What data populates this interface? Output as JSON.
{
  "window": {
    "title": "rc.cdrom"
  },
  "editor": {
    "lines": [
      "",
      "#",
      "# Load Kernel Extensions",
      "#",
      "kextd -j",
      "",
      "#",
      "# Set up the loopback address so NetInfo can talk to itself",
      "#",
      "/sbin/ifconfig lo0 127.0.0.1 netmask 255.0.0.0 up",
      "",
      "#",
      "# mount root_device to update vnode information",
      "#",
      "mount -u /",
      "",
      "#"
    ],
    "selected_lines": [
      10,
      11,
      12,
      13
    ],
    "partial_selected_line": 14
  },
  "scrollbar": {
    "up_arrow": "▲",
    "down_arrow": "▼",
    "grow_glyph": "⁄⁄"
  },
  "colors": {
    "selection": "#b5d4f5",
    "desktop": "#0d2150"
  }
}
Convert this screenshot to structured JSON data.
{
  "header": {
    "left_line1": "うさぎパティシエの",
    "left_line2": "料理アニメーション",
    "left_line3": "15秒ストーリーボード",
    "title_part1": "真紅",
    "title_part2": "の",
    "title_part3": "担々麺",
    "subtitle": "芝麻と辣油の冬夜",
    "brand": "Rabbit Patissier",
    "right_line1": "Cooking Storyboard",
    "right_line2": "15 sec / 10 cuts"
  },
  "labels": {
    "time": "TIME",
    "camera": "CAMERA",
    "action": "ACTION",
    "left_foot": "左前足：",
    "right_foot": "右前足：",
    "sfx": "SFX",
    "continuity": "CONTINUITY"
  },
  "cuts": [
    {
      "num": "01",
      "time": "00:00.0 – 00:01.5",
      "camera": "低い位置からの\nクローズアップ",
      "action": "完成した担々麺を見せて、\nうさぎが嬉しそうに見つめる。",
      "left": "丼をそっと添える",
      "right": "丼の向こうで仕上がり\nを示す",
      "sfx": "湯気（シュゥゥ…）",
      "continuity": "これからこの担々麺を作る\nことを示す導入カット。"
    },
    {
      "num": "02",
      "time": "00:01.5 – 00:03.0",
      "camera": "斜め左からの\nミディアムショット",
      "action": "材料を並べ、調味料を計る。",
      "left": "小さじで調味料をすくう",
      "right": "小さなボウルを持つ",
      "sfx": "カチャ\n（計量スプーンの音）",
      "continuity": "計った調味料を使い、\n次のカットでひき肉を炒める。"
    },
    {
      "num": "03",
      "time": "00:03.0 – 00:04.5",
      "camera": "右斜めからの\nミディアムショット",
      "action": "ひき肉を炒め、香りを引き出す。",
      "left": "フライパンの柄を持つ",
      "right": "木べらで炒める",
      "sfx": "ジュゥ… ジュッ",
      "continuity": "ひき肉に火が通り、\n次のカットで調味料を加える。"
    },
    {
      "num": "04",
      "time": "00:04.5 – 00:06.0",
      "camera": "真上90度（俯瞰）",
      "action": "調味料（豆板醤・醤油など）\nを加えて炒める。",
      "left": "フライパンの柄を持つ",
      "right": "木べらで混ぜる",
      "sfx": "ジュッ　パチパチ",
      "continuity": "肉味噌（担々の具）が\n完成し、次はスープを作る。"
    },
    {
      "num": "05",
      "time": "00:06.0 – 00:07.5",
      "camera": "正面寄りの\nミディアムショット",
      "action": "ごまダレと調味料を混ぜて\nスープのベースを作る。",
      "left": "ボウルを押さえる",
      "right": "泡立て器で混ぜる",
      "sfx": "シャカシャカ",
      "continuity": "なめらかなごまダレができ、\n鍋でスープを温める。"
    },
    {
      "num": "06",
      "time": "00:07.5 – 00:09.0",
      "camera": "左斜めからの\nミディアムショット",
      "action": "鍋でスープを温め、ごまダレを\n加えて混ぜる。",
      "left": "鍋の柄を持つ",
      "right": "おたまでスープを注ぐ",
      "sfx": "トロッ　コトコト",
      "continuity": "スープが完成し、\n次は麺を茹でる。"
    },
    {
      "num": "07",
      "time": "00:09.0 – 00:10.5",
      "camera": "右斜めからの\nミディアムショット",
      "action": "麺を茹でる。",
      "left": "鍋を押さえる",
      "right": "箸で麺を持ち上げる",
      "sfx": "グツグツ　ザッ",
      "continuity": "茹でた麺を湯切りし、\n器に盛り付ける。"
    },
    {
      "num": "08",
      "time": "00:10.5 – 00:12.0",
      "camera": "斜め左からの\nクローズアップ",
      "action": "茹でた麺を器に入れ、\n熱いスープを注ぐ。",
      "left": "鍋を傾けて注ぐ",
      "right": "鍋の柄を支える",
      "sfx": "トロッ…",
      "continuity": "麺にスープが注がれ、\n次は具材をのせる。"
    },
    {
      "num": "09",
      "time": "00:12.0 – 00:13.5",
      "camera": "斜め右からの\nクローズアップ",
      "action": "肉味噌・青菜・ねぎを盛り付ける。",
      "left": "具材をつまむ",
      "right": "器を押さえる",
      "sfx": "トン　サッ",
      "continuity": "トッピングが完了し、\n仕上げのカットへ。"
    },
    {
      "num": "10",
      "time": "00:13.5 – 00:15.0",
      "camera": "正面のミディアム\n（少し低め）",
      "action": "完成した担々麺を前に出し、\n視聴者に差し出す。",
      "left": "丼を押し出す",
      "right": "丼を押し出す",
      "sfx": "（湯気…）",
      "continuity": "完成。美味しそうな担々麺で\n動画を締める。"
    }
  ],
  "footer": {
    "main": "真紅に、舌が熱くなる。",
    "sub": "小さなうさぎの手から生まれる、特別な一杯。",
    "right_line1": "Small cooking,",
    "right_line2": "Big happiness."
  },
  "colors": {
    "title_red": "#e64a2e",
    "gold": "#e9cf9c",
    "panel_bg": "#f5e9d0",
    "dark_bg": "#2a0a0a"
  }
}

——————

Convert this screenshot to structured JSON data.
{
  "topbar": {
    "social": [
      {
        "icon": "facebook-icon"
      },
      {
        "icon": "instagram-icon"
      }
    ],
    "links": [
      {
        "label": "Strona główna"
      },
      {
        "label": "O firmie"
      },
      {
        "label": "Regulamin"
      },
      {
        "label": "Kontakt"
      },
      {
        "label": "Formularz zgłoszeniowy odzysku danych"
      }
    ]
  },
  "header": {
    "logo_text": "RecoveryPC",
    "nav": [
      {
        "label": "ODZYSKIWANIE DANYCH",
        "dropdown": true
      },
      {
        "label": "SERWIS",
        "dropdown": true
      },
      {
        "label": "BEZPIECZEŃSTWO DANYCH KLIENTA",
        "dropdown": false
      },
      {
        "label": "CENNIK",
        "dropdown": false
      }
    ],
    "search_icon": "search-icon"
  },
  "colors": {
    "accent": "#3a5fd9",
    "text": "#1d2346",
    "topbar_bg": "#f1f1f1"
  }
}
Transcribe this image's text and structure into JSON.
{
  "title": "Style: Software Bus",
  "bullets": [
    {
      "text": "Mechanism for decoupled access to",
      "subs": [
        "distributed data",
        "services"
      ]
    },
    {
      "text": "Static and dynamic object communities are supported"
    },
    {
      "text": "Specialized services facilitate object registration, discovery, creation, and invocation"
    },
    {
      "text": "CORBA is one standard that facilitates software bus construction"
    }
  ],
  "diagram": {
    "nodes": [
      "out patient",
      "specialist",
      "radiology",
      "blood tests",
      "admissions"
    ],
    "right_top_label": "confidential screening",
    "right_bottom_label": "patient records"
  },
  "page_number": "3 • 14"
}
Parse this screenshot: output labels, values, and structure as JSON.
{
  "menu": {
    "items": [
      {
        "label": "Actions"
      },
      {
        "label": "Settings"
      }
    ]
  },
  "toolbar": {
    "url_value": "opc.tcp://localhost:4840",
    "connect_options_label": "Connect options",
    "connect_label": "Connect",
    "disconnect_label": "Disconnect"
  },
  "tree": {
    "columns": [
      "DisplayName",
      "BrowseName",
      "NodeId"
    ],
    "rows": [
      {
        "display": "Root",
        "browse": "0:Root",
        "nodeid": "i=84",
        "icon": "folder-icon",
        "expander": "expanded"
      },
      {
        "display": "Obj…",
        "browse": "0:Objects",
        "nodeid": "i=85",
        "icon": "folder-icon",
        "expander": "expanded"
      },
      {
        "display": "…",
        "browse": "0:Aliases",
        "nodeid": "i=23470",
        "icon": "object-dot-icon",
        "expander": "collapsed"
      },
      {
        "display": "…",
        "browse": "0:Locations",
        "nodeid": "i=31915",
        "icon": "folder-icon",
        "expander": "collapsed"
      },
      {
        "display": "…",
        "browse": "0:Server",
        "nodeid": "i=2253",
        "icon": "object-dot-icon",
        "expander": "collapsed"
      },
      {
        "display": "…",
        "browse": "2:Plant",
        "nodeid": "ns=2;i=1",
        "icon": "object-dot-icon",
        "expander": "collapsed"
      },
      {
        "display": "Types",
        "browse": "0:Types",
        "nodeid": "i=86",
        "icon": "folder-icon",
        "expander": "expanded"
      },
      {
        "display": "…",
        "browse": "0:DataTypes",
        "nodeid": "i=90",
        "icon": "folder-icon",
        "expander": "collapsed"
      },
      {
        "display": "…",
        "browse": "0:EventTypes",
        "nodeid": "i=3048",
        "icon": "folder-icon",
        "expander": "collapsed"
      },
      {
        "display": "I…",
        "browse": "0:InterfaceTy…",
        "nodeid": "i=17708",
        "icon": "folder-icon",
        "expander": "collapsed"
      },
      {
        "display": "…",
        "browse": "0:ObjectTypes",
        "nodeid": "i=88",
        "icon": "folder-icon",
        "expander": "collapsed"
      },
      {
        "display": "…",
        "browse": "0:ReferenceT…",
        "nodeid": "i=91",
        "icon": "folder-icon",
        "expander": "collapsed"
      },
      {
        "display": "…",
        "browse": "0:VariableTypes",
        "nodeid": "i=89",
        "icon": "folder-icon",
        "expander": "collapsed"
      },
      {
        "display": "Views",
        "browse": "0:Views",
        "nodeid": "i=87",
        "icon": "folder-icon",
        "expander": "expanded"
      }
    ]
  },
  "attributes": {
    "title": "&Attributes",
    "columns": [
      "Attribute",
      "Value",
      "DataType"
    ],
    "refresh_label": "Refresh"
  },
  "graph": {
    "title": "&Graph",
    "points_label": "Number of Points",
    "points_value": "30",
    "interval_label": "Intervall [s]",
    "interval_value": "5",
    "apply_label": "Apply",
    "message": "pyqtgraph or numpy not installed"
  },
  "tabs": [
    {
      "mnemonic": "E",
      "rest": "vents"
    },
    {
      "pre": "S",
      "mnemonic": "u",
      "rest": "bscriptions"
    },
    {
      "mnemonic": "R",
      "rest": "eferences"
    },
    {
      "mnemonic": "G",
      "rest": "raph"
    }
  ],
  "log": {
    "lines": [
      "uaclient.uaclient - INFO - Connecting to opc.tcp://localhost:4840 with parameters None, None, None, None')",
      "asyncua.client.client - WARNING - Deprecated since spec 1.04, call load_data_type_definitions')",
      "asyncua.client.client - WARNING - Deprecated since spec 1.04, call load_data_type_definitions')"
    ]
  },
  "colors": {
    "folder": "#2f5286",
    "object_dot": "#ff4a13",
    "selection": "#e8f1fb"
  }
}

——————

> _Given request_: Copy out all lines from the material above that contain the string "camera".

> _Output for this exercise_:
    "camera": "CAMERA",
      "camera": "低い位置からの\nクローズアップ",
      "camera": "斜め左からの\nミディアムショット",
      "camera": "右斜めからの\nミディアムショット",
      "camera": "真上90度（俯瞰）",
      "camera": "正面寄りの\nミディアムショット",
      "camera": "左斜めからの\nミディアムショット",
      "camera": "右斜めからの\nミディアムショット",
      "camera": "斜め左からの\nクローズアップ",
      "camera": "斜め右からの\nクローズアップ",
      "camera": "正面のミディアム\n（少し低め）",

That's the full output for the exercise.